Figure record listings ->
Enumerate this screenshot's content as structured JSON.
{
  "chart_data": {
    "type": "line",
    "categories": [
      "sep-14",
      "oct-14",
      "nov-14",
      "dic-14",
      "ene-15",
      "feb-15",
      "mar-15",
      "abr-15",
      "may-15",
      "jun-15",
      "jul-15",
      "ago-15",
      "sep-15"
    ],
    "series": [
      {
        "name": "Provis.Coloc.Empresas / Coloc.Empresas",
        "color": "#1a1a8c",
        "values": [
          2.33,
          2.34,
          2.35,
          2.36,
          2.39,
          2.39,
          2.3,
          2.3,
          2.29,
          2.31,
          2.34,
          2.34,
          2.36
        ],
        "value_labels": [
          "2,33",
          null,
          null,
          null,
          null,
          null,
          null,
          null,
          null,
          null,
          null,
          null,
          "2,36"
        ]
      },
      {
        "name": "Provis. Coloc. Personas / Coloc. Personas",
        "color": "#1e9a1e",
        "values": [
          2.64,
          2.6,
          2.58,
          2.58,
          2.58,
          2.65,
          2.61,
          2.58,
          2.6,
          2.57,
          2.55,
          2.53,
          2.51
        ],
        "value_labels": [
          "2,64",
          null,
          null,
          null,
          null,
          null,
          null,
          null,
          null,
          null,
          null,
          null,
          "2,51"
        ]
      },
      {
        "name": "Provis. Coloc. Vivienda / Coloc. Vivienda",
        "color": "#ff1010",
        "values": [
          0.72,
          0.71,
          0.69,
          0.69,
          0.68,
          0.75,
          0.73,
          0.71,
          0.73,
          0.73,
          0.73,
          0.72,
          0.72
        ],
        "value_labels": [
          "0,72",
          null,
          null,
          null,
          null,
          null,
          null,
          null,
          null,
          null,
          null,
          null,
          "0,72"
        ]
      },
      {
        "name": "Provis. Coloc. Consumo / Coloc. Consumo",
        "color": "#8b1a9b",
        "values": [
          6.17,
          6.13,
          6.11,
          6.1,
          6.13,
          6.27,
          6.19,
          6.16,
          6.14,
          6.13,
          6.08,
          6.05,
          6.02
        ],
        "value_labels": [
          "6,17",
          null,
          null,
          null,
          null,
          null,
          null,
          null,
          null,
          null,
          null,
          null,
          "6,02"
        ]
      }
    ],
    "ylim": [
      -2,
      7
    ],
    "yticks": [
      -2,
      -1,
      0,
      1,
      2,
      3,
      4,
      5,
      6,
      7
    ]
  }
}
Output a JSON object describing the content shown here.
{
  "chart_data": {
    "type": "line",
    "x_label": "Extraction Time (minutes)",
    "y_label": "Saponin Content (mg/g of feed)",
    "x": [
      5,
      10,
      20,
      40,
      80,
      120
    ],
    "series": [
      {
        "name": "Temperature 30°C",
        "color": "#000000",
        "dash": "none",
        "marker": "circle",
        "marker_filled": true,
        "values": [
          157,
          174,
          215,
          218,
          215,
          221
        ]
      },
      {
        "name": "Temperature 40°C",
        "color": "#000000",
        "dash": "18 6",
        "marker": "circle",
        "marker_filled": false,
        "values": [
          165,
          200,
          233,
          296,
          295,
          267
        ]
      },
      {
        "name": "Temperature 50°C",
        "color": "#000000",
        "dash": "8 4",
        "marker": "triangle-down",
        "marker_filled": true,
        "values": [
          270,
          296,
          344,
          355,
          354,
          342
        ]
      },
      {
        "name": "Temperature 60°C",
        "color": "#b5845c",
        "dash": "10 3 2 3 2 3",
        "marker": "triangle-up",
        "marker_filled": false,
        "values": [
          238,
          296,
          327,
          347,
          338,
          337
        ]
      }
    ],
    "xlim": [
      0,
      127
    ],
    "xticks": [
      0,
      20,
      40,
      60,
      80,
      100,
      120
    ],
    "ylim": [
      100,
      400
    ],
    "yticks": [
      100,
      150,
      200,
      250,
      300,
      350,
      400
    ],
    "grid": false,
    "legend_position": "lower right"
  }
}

Given exercise -> Quote all the records. Keep every word exact.

Written response ->
Enumerate this screenshot's content as structured JSON.
{
  "chart_data": {
    "type": "line",
    "categories": [
      "sep-14",
      "oct-14",
      "nov-14",
      "dic-14",
      "ene-15",
      "feb-15",
      "mar-15",
      "abr-15",
      "may-15",
      "jun-15",
      "jul-15",
      "ago-15",
      "sep-15"
    ],
    "series": [
      {
        "name": "Provis.Coloc.Empresas / Coloc.Empresas",
        "color": "#1a1a8c",
        "values": [
          2.33,
          2.34,
          2.35,
          2.36,
          2.39,
          2.39,
          2.3,
          2.3,
          2.29,
          2.31,
          2.34,
          2.34,
          2.36
        ],
        "value_labels": [
          "2,33",
          null,
          null,
          null,
          null,
          null,
          null,
          null,
          null,
          null,
          null,
          null,
          "2,36"
        ]
      },
      {
        "name": "Provis. Coloc. Personas / Coloc. Personas",
        "color": "#1e9a1e",
        "values": [
          2.64,
          2.6,
          2.58,
          2.58,
          2.58,
          2.65,
          2.61,
          2.58,
          2.6,
          2.57,
          2.55,
          2.53,
          2.51
        ],
        "value_labels": [
          "2,64",
          null,
          null,
          null,
          null,
          null,
          null,
          null,
          null,
          null,
          null,
          null,
          "2,51"
        ]
      },
      {
        "name": "Provis. Coloc. Vivienda / Coloc. Vivienda",
        "color": "#ff1010",
        "values": [
          0.72,
          0.71,
          0.69,
          0.69,
          0.68,
          0.75,
          0.73,
          0.71,
          0.73,
          0.73,
          0.73,
          0.72,
          0.72
        ],
        "value_labels": [
          "0,72",
          null,
          null,
          null,
          null,
          null,
          null,
          null,
          null,
          null,
          null,
          null,
          "0,72"
        ]
      },
      {
        "name": "Provis. Coloc. Consumo / Coloc. Consumo",
        "color": "#8b1a9b",
        "values": [
          6.17,
          6.13,
          6.11,
          6.1,
          6.13,
          6.27,
          6.19,
          6.16,
          6.14,
          6.13,
          6.08,
          6.05,
          6.02
        ],
        "value_labels": [
          "6,17",
          null,
          null,
          null,
          null,
          null,
          null,
          null,
          null,
          null,
          null,
          null,
          "6,02"
        ]
      }
    ],
    "ylim": [
      -2,
      7
    ],
    "yticks": [
      -2,
      -1,
      0,
      1,
      2,
      3,
      4,
      5,
      6,
      7
    ]
  }
}
Output a JSON object describing the content shown here.
{
  "chart_data": {
    "type": "line",
    "x_label": "Extraction Time (minutes)",
    "y_label": "Saponin Content (mg/g of feed)",
    "x": [
      5,
      10,
      20,
      40,
      80,
      120
    ],
    "series": [
      {
        "name": "Temperature 30°C",
        "color": "#000000",
        "dash": "none",
        "marker": "circle",
        "marker_filled": true,
        "values": [
          157,
          174,
          215,
          218,
          215,
          221
        ]
      },
      {
        "name": "Temperature 40°C",
        "color": "#000000",
        "dash": "18 6",
        "marker": "circle",
        "marker_filled": false,
        "values": [
          165,
          200,
          233,
          296,
          295,
          267
        ]
      },
      {
        "name": "Temperature 50°C",
        "color": "#000000",
        "dash": "8 4",
        "marker": "triangle-down",
        "marker_filled": true,
        "values": [
          270,
          296,
          344,
          355,
          354,
          342
        ]
      },
      {
        "name": "Temperature 60°C",
        "color": "#b5845c",
        "dash": "10 3 2 3 2 3",
        "marker": "triangle-up",
        "marker_filled": false,
        "values": [
          238,
          296,
          327,
          347,
          338,
          337
        ]
      }
    ],
    "xlim": [
      0,
      127
    ],
    "xticks": [
      0,
      20,
      40,
      60,
      80,
      100,
      120
    ],
    "ylim": [
      100,
      400
    ],
    "yticks": [
      100,
      150,
      200,
      250,
      300,
      350,
      400
    ],
    "grid": false,
    "legend_position": "lower right"
  }
}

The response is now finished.